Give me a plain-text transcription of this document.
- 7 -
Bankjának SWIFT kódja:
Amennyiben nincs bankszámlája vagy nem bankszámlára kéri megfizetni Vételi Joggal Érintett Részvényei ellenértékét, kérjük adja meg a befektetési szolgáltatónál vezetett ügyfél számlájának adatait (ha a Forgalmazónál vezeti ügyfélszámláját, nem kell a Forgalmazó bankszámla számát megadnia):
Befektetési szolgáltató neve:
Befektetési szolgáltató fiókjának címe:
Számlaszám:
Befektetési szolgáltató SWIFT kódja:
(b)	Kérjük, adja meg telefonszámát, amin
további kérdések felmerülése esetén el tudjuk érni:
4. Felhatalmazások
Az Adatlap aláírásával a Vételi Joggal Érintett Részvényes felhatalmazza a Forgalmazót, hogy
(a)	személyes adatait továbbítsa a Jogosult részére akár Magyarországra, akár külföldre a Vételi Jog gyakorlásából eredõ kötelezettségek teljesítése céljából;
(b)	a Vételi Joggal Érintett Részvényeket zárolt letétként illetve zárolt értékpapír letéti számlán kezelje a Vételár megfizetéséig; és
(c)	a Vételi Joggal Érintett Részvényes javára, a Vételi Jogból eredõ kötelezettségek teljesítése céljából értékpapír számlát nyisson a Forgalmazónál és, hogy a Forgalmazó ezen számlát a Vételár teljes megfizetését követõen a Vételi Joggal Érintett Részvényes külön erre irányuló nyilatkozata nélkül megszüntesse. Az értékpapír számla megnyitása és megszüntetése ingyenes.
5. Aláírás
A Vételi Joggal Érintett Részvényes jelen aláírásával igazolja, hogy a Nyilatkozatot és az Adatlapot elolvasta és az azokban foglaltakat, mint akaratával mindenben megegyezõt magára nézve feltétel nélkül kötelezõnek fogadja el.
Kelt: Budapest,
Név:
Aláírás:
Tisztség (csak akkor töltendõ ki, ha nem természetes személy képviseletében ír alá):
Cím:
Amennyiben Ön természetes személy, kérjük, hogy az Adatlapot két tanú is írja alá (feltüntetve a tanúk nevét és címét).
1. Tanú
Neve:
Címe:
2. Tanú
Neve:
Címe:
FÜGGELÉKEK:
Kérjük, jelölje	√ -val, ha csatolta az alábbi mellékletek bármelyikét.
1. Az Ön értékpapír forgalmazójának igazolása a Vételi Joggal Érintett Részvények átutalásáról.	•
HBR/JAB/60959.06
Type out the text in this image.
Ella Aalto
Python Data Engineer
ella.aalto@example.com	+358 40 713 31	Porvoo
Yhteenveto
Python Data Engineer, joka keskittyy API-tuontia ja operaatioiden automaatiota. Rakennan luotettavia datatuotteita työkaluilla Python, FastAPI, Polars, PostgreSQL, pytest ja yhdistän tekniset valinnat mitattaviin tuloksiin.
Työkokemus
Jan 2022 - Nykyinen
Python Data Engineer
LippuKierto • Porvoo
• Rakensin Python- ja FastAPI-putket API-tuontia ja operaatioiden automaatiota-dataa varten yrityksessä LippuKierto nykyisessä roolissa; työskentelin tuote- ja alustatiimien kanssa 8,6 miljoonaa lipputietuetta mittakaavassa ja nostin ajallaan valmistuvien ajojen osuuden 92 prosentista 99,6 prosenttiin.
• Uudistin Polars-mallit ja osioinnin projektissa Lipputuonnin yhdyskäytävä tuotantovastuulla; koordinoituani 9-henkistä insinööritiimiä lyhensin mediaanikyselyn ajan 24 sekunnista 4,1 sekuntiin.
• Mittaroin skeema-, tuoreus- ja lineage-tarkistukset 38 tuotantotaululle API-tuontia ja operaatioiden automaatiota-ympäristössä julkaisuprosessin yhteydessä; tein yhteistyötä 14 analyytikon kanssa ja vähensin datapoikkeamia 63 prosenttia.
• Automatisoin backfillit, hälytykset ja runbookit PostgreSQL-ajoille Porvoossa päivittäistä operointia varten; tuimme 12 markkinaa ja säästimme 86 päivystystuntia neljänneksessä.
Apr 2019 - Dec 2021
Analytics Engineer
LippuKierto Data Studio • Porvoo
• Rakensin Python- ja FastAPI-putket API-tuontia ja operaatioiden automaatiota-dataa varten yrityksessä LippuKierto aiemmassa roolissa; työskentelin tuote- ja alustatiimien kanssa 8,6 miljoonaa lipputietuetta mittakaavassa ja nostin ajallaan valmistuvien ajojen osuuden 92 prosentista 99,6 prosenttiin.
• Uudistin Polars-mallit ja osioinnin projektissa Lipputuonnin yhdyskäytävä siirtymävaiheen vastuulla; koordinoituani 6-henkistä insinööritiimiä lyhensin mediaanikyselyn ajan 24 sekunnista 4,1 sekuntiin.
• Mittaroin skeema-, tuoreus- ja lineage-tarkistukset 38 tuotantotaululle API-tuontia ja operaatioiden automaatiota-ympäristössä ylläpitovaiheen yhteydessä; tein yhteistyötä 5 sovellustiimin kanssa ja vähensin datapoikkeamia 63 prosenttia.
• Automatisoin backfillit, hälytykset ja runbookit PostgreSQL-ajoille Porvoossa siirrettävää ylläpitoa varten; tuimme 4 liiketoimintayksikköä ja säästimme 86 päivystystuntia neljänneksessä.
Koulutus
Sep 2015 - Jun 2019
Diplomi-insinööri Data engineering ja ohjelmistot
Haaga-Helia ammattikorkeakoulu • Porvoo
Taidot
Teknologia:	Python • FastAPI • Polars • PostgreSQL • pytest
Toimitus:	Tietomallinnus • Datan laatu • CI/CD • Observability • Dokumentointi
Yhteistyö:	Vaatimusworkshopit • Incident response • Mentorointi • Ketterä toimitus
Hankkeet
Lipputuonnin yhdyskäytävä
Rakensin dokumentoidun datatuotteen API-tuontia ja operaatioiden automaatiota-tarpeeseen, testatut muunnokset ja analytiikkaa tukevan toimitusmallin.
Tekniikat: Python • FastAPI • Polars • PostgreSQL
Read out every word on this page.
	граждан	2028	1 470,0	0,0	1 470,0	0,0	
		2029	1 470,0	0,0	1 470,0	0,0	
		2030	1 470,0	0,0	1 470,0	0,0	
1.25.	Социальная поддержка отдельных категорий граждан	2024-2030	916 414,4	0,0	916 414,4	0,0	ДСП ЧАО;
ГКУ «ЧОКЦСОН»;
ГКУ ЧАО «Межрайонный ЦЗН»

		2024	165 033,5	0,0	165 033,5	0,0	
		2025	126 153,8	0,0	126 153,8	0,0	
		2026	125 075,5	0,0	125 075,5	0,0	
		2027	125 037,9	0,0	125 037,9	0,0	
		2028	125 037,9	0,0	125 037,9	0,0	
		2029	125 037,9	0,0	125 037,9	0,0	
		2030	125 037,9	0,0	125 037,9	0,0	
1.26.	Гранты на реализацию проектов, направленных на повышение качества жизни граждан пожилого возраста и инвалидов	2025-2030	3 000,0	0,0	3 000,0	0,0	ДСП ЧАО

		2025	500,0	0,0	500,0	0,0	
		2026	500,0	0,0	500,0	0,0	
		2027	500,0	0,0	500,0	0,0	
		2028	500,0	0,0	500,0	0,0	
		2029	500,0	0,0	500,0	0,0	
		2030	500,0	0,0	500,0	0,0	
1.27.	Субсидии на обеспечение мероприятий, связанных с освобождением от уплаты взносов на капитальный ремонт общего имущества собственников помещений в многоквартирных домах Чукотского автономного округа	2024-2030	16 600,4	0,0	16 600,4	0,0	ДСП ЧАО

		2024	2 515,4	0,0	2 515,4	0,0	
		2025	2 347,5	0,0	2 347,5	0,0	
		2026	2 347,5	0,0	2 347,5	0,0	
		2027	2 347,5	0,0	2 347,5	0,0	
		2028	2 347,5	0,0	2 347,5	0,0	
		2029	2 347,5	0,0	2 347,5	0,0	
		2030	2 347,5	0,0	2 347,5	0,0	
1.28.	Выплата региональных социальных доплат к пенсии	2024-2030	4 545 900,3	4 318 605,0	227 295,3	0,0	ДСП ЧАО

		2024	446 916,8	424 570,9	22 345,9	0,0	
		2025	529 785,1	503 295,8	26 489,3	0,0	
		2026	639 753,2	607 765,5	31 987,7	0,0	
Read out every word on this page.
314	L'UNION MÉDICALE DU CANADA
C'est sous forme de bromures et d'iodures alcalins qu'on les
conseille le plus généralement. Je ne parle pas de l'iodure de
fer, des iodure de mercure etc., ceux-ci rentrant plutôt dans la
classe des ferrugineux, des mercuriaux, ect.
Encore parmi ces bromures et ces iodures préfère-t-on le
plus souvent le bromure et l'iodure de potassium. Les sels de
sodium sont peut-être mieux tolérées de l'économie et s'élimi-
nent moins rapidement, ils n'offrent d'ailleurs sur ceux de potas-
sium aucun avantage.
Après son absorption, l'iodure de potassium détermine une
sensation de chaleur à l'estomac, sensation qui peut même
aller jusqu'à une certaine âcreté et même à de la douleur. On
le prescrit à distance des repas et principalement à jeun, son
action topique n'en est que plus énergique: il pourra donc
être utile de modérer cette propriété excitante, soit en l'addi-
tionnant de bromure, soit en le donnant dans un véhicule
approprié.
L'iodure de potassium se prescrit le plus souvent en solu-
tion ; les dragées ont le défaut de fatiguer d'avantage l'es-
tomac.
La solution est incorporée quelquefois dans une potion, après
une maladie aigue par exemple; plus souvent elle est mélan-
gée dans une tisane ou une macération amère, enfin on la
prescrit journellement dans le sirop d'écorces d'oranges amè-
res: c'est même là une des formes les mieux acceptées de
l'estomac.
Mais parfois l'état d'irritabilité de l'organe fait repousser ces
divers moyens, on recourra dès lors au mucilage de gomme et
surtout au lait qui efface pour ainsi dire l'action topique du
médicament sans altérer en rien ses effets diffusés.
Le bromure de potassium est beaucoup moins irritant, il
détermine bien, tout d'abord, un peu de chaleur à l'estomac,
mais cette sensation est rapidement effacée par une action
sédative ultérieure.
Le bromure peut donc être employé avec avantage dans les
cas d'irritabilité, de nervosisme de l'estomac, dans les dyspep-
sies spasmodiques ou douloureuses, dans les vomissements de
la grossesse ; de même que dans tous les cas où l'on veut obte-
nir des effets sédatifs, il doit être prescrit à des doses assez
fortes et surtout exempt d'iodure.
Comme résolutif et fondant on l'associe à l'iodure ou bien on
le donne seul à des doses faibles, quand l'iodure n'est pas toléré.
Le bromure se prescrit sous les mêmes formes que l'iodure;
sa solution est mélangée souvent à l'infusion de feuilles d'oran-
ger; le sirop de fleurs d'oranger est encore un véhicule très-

------------------------------------------------------------

### Directions
Track down every line with the word "Amennyiben" and copy it.

### Answer in full
Amennyiben nincs bankszámlája vagy nem bankszámlára kéri megfizetni Vételi Joggal Érintett Részvényei ellenértékét, kérjük adja meg a befektetési szolgáltatónál vezetett ügyfél számlájának adatait (ha a Forgalmazónál vezeti ügyfélszámláját, nem kell a Forgalmazó bankszámla számát megadnia):
Amennyiben Ön természetes személy, kérjük, hogy az Adatlapot két tanú is írja alá (feltüntetve a tanúk nevét és címét).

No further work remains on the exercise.